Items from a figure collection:
===

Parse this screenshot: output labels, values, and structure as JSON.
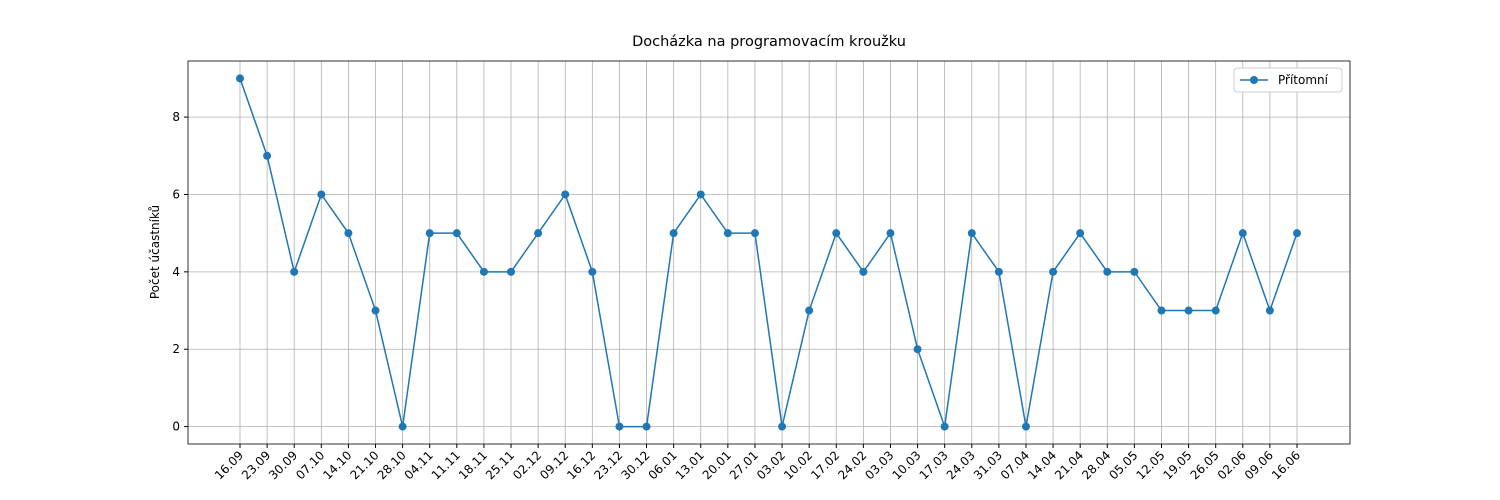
{
  "chart_data": {
    "type": "line",
    "title": "Docházka na programovacím kroužku",
    "ylabel": "Počet účastníků",
    "categories": [
      "16.09",
      "23.09",
      "30.09",
      "07.10",
      "14.10",
      "21.10",
      "28.10",
      "04.11",
      "11.11",
      "18.11",
      "25.11",
      "02.12",
      "09.12",
      "16.12",
      "23.12",
      "30.12",
      "06.01",
      "13.01",
      "20.01",
      "27.01",
      "03.02",
      "10.02",
      "17.02",
      "24.02",
      "03.03",
      "10.03",
      "17.03",
      "24.03",
      "31.03",
      "07.04",
      "14.04",
      "21.04",
      "28.04",
      "05.05",
      "12.05",
      "19.05",
      "26.05",
      "02.06",
      "09.06",
      "16.06"
    ],
    "series": [
      {
        "name": "Přítomní",
        "color": "#1f77b4",
        "values": [
          9,
          7,
          4,
          6,
          5,
          3,
          0,
          5,
          5,
          4,
          4,
          5,
          6,
          4,
          0,
          0,
          5,
          6,
          5,
          5,
          0,
          3,
          5,
          4,
          5,
          2,
          0,
          5,
          4,
          0,
          4,
          5,
          4,
          4,
          3,
          3,
          3,
          5,
          3,
          5
        ]
      }
    ],
    "ylim": [
      -0.45,
      9.45
    ],
    "yticks": [
      0,
      2,
      4,
      6,
      8
    ],
    "grid": true,
    "legend": "upper right"
  }
}
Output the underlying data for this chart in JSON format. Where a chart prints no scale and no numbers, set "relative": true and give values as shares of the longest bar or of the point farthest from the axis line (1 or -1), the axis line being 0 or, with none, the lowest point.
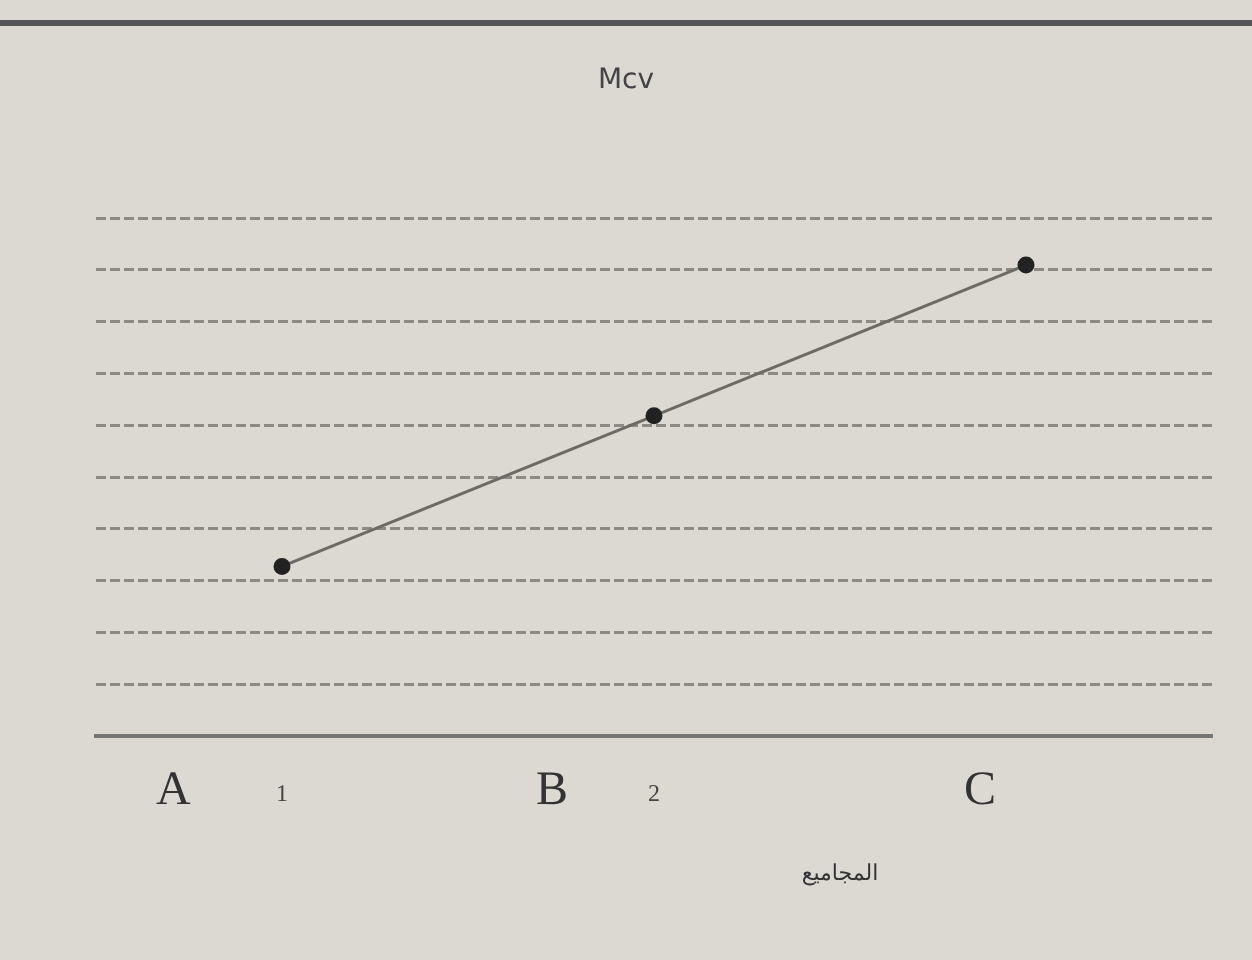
{
  "chart_data": {
    "type": "line",
    "title": "Mcv",
    "xlabel": "المجاميع",
    "categories": [
      "1",
      "2",
      null
    ],
    "values": [
      0.36,
      0.68,
      1
    ],
    "color": "#6e6a66",
    "relative": true,
    "marker": "circle",
    "grid": "y",
    "legend": false,
    "annotations": [
      "A",
      "B",
      "C"
    ]
  }
}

===

▶ AIM
Pictures stay out; repeat all the rest of the records exactly.

▶ SOLUTION BELOW
Parse this screenshot: output labels, values, and structure as JSON.
{
  "chart_data": {
    "type": "line",
    "title": "Docházka na programovacím kroužku",
    "ylabel": "Počet účastníků",
    "categories": [
      "16.09",
      "23.09",
      "30.09",
      "07.10",
      "14.10",
      "21.10",
      "28.10",
      "04.11",
      "11.11",
      "18.11",
      "25.11",
      "02.12",
      "09.12",
      "16.12",
      "23.12",
      "30.12",
      "06.01",
      "13.01",
      "20.01",
      "27.01",
      "03.02",
      "10.02",
      "17.02",
      "24.02",
      "03.03",
      "10.03",
      "17.03",
      "24.03",
      "31.03",
      "07.04",
      "14.04",
      "21.04",
      "28.04",
      "05.05",
      "12.05",
      "19.05",
      "26.05",
      "02.06",
      "09.06",
      "16.06"
    ],
    "series": [
      {
        "name": "Přítomní",
        "color": "#1f77b4",
        "values": [
          9,
          7,
          4,
          6,
          5,
          3,
          0,
          5,
          5,
          4,
          4,
          5,
          6,
          4,
          0,
          0,
          5,
          6,
          5,
          5,
          0,
          3,
          5,
          4,
          5,
          2,
          0,
          5,
          4,
          0,
          4,
          5,
          4,
          4,
          3,
          3,
          3,
          5,
          3,
          5
        ]
      }
    ],
    "ylim": [
      -0.45,
      9.45
    ],
    "yticks": [
      0,
      2,
      4,
      6,
      8
    ],
    "grid": true,
    "legend": "upper right"
  }
}
Output the underlying data for this chart in JSON format. Where a chart prints no scale and no numbers, set "relative": true and give values as shares of the longest bar or of the point farthest from the axis line (1 or -1), the axis line being 0 or, with none, the lowest point.
{
  "chart_data": {
    "type": "line",
    "title": "Mcv",
    "xlabel": "المجاميع",
    "categories": [
      "1",
      "2",
      null
    ],
    "values": [
      0.36,
      0.68,
      1
    ],
    "color": "#6e6a66",
    "relative": true,
    "marker": "circle",
    "grid": "y",
    "legend": false,
    "annotations": [
      "A",
      "B",
      "C"
    ]
  }
}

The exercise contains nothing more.